DATA LISTING:
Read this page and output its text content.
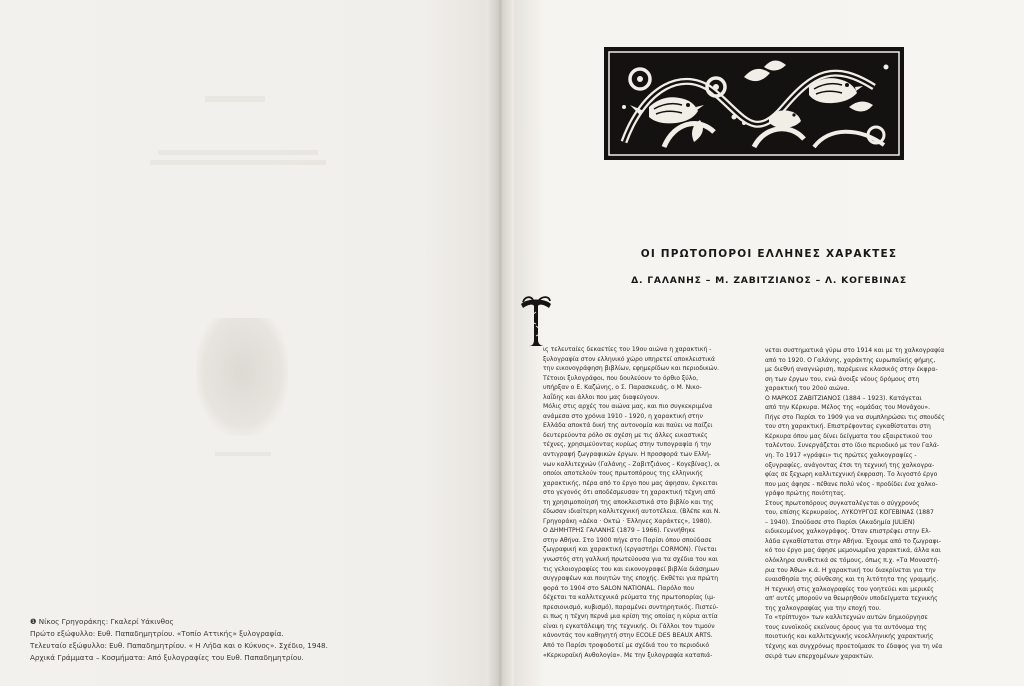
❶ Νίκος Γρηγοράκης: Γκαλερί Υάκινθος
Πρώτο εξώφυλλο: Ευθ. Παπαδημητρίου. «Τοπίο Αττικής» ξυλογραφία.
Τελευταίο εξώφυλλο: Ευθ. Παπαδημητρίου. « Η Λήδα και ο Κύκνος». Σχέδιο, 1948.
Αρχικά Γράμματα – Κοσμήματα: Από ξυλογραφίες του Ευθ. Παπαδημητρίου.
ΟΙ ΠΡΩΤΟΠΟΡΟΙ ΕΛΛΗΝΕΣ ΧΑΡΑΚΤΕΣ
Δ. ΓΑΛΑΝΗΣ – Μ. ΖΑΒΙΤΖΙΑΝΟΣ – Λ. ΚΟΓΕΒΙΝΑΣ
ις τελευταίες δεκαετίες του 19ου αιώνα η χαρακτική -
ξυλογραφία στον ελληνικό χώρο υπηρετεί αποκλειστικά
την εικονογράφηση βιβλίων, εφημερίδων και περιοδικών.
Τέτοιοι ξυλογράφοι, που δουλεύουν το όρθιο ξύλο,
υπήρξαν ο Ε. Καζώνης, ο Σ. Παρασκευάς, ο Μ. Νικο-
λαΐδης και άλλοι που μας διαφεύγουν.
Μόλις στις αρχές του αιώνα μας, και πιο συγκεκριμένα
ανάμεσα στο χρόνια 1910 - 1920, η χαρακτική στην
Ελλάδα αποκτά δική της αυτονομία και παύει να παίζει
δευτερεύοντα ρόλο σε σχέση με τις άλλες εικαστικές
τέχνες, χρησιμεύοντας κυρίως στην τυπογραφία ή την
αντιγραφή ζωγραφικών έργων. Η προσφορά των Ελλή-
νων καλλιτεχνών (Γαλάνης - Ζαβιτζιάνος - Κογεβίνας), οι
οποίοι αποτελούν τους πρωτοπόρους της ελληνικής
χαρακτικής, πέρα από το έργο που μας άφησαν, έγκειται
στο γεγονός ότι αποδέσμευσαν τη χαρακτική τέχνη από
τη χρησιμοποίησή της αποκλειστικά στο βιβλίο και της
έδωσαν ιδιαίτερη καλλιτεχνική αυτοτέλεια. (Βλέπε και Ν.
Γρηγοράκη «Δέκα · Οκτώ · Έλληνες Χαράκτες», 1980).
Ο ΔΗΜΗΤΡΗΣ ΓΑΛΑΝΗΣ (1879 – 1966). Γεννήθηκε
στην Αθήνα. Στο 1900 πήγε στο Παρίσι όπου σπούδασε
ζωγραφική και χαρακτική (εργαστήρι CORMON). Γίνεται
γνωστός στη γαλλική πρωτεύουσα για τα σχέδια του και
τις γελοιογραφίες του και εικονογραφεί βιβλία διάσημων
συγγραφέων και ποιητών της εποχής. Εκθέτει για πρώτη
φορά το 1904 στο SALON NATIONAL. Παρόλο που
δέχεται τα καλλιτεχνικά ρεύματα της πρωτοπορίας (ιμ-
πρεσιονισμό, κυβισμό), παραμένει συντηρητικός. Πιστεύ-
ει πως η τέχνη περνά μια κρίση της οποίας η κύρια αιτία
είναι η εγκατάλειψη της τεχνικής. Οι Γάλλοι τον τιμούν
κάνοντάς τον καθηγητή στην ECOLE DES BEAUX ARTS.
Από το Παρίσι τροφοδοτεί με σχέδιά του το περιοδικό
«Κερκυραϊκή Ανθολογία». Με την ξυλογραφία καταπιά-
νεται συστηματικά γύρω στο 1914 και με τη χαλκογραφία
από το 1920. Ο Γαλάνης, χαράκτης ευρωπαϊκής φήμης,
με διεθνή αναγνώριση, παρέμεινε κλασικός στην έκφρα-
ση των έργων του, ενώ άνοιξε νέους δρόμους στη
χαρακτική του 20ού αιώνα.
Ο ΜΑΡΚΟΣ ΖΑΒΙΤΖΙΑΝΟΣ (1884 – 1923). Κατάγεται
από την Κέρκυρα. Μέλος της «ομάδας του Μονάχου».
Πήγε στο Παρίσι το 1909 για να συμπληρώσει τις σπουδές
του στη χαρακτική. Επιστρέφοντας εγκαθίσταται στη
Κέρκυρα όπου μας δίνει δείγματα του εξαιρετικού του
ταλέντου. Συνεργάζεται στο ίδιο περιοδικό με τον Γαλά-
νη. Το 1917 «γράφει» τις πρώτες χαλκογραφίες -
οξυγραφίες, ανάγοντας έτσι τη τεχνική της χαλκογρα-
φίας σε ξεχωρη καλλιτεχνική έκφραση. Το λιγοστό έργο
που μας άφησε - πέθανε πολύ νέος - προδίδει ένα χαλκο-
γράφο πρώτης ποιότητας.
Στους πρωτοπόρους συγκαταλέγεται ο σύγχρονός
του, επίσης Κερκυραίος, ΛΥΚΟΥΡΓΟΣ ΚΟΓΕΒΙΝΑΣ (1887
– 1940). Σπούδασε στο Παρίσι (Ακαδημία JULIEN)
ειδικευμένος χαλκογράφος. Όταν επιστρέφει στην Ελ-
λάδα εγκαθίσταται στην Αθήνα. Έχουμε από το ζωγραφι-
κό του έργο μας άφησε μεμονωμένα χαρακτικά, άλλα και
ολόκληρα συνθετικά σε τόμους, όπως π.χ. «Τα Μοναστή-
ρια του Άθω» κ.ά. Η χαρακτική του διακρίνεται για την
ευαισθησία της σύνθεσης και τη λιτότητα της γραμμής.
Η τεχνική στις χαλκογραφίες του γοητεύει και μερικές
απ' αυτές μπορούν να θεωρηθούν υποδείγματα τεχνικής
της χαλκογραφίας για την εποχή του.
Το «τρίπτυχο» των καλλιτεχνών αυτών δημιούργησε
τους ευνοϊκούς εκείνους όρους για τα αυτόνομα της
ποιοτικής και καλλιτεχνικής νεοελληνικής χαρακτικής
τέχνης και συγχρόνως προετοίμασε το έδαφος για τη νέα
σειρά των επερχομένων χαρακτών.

==

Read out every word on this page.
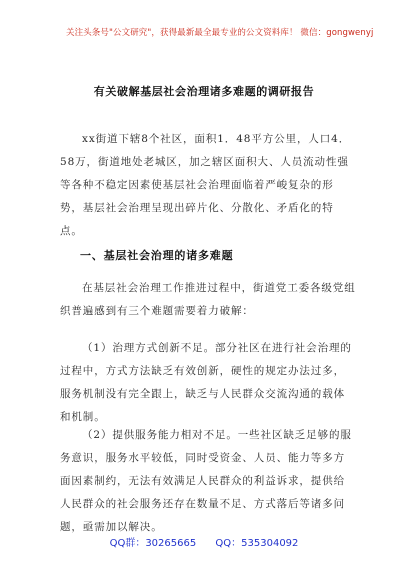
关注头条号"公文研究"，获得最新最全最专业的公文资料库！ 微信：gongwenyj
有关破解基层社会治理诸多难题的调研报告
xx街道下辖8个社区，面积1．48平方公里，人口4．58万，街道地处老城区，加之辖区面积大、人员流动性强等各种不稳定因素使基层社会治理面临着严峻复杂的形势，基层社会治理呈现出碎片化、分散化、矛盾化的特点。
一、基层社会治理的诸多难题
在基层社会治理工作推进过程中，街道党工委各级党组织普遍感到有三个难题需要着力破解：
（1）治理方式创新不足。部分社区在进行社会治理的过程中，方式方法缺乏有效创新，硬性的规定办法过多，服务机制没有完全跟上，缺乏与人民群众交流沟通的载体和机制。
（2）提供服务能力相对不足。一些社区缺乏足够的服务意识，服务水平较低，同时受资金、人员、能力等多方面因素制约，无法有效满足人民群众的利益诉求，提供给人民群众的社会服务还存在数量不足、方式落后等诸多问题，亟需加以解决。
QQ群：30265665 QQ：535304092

AIM:
Using the listing above, pick out each line that contains the word "this", then copy it.

TASK RESULT:
Read this page and output its text content.
Read out every word on this page.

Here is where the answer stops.